Request: Pull out from the material below all lines with "this".

Record set:
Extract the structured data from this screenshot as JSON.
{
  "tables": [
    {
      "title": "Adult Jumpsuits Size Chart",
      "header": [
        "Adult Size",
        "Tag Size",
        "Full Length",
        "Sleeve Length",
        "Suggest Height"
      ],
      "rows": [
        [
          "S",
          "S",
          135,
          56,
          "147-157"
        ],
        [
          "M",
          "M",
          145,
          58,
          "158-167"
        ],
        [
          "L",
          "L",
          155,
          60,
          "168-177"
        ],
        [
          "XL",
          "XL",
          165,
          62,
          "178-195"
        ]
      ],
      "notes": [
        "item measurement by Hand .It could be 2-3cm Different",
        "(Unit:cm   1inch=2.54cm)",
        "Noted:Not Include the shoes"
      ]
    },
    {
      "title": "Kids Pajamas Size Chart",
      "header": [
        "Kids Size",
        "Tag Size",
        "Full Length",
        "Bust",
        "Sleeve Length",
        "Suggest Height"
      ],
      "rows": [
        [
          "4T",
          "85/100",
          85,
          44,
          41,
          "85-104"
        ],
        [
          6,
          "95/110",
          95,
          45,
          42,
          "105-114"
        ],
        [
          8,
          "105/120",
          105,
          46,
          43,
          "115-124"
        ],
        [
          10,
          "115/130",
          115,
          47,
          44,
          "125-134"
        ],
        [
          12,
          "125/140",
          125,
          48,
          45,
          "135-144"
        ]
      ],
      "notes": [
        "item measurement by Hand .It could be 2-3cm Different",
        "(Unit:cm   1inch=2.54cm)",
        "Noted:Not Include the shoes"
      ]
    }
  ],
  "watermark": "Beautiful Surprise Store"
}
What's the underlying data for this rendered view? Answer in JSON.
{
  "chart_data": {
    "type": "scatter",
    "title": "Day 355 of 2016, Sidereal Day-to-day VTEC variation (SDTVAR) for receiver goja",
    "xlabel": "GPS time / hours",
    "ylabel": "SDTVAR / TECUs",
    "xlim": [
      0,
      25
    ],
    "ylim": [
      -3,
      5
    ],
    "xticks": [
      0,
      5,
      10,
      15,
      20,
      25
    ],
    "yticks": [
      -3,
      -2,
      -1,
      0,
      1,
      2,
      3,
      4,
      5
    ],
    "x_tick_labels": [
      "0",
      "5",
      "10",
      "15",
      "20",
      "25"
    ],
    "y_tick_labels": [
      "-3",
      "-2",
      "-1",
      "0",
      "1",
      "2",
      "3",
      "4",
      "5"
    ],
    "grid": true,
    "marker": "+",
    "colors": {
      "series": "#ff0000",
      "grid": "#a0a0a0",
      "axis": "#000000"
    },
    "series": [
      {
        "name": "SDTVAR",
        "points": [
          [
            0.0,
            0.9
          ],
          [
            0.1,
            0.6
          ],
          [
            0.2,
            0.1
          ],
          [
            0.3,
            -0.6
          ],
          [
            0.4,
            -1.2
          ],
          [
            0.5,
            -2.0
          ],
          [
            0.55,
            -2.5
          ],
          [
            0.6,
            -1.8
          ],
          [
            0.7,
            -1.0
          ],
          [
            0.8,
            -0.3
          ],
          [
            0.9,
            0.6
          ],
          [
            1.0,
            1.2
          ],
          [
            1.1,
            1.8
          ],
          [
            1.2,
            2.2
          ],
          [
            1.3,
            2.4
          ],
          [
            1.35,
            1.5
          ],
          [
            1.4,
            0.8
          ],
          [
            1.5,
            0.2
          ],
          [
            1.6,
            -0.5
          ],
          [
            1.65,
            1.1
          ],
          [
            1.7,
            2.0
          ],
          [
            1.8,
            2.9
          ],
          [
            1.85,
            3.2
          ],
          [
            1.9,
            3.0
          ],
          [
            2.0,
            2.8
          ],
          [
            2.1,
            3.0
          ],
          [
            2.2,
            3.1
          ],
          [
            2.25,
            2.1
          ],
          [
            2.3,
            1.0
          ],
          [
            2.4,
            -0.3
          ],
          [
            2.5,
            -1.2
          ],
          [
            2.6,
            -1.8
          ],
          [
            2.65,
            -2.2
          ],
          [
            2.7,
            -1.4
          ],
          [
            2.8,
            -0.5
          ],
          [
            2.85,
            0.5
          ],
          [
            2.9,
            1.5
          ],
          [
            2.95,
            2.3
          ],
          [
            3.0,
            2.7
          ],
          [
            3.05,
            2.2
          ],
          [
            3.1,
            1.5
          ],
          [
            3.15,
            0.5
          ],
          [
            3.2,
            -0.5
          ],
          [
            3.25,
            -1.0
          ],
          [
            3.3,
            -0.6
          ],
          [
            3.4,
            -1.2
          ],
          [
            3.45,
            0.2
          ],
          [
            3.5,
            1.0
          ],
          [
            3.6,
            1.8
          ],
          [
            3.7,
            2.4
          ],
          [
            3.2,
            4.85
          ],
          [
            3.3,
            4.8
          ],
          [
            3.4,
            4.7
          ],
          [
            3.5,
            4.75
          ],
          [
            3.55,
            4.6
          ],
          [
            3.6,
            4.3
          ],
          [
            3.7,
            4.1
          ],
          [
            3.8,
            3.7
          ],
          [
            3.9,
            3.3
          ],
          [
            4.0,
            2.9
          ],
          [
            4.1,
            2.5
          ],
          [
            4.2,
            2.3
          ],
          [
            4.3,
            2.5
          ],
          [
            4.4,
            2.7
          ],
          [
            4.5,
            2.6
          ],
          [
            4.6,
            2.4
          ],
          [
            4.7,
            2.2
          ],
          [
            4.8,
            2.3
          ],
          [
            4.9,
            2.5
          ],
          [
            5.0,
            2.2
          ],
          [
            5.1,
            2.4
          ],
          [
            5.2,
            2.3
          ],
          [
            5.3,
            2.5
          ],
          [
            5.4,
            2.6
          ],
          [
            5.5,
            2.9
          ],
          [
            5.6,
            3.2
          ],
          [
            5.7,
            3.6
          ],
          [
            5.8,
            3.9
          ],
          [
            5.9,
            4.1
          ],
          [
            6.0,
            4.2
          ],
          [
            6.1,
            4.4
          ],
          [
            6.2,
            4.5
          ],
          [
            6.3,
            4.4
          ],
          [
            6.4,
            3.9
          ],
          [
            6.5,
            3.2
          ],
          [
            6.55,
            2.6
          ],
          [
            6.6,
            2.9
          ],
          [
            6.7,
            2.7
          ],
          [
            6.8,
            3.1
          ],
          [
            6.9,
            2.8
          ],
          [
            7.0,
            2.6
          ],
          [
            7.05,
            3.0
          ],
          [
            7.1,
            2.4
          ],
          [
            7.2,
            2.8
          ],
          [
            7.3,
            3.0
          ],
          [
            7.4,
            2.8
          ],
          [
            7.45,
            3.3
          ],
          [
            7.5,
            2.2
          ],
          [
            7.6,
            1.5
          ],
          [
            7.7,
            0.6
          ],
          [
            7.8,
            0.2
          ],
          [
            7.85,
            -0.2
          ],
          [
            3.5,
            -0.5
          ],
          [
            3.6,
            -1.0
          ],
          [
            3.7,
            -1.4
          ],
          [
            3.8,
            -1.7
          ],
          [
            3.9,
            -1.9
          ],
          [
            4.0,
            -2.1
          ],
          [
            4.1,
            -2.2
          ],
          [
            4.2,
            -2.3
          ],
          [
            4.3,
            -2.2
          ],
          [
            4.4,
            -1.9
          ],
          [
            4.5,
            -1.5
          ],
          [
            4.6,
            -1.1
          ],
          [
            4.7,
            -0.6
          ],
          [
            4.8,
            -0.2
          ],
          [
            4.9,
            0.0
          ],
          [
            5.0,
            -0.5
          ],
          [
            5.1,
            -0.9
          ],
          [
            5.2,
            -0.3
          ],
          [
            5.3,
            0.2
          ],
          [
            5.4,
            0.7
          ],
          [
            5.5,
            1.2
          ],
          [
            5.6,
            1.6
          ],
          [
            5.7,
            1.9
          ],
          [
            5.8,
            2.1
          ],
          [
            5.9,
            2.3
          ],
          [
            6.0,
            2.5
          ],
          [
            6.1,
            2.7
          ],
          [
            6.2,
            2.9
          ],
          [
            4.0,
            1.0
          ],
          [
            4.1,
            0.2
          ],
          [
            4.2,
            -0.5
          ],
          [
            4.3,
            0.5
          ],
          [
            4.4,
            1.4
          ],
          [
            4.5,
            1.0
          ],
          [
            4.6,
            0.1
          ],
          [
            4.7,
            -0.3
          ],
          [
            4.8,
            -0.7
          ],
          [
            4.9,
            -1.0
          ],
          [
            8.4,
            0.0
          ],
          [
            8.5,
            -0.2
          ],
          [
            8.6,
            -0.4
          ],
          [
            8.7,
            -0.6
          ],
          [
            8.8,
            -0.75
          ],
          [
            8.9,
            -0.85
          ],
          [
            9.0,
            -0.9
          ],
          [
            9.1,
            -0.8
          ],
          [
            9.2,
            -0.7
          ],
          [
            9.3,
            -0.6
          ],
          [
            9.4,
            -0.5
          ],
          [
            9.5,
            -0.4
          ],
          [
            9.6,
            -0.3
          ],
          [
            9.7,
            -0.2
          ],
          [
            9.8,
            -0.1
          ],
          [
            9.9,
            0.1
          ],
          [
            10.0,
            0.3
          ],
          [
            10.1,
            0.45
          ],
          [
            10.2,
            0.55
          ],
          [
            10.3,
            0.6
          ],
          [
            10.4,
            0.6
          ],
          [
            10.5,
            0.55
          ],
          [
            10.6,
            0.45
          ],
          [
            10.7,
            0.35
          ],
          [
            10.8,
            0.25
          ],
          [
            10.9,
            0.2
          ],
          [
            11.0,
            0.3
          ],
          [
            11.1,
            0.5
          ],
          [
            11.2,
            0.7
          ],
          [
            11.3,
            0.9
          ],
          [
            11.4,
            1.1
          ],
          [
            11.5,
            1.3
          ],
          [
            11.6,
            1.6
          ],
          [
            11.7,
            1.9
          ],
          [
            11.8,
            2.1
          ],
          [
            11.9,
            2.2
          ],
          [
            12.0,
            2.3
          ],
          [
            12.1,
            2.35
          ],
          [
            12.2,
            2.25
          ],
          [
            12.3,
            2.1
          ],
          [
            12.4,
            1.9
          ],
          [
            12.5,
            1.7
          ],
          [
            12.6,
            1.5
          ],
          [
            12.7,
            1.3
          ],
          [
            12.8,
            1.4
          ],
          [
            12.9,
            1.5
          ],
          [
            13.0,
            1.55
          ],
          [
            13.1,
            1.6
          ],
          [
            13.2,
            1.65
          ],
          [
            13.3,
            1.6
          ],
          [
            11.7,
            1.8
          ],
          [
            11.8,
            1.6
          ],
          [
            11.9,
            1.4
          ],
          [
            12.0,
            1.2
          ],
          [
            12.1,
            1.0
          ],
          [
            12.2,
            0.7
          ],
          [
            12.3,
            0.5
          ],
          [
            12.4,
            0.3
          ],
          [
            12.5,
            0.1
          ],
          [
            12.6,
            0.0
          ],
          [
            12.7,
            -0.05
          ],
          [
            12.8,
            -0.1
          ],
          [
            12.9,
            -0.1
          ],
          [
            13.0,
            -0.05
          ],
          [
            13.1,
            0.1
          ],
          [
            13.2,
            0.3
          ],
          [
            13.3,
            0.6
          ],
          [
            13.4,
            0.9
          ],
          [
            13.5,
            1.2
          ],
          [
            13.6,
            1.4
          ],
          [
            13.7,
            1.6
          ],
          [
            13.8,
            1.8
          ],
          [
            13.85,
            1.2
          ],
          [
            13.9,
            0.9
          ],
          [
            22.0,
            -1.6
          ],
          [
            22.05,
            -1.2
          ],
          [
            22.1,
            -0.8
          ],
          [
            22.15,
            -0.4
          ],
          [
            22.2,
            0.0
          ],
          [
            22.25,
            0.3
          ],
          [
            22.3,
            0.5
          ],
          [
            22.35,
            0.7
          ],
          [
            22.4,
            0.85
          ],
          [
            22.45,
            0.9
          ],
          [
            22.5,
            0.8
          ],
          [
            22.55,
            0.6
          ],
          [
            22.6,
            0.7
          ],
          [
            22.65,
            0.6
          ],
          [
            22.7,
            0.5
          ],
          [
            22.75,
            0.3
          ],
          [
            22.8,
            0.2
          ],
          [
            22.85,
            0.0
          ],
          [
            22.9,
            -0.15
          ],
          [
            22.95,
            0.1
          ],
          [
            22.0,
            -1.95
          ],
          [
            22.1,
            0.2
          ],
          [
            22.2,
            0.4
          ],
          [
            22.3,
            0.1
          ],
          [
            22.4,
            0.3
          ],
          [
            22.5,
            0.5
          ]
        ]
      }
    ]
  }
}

Exercise solution:
Extract the structured data from this screenshot as JSON.
What's the underlying data for this rendered view? Answer in JSON.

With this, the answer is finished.